Search the material below for the word "from" and copy every line in which it occurs.

------------------------

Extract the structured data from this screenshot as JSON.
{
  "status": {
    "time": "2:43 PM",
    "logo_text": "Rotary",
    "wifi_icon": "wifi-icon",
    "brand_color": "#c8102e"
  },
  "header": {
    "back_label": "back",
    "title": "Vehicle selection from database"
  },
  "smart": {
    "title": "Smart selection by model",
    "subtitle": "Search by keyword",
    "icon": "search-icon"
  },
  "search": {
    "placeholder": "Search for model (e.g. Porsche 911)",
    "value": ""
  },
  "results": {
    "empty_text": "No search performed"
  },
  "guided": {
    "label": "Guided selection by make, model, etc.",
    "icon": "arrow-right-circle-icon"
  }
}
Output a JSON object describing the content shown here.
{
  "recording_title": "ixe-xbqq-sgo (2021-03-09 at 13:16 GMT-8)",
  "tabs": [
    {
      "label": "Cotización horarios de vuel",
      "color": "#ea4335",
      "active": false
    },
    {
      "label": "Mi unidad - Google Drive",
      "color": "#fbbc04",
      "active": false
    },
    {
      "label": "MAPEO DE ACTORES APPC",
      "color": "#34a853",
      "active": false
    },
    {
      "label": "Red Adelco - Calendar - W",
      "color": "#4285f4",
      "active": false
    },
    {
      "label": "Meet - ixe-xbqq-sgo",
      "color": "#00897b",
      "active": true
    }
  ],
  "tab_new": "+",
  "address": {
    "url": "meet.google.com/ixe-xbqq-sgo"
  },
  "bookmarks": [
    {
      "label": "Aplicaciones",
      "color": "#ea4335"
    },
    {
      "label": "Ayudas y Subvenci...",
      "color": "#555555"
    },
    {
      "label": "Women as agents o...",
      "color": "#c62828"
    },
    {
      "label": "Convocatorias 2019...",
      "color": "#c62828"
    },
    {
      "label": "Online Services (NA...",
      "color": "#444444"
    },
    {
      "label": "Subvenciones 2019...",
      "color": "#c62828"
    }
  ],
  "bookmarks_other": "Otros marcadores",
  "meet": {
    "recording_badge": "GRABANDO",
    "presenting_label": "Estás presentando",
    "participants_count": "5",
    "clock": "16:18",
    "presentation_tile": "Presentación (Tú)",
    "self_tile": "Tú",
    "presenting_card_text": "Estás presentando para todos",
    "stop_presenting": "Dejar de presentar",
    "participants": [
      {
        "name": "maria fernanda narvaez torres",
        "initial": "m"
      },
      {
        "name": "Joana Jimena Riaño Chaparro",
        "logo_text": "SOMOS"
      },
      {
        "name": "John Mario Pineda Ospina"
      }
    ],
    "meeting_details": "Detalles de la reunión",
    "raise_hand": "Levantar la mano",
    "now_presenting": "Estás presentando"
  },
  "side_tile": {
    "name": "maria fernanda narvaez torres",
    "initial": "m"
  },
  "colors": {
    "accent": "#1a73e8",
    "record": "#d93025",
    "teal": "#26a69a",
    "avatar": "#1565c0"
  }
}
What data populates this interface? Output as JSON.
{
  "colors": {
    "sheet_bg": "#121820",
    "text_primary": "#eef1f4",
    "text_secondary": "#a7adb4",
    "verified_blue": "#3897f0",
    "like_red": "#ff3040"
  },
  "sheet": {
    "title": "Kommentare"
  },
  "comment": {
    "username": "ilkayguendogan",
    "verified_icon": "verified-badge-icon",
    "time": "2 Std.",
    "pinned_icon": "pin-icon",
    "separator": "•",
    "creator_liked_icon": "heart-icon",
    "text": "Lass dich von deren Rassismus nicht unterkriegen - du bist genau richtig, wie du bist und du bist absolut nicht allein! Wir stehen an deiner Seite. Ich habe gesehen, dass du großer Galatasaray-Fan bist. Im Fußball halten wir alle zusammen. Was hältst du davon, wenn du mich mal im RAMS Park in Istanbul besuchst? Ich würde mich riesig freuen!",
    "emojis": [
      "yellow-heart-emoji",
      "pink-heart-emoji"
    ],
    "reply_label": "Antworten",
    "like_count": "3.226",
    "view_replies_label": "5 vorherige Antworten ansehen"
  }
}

------------------------

(Complete response)
Extract the structured data from this screenshot as JSON.
    "title": "Vehicle selection from database"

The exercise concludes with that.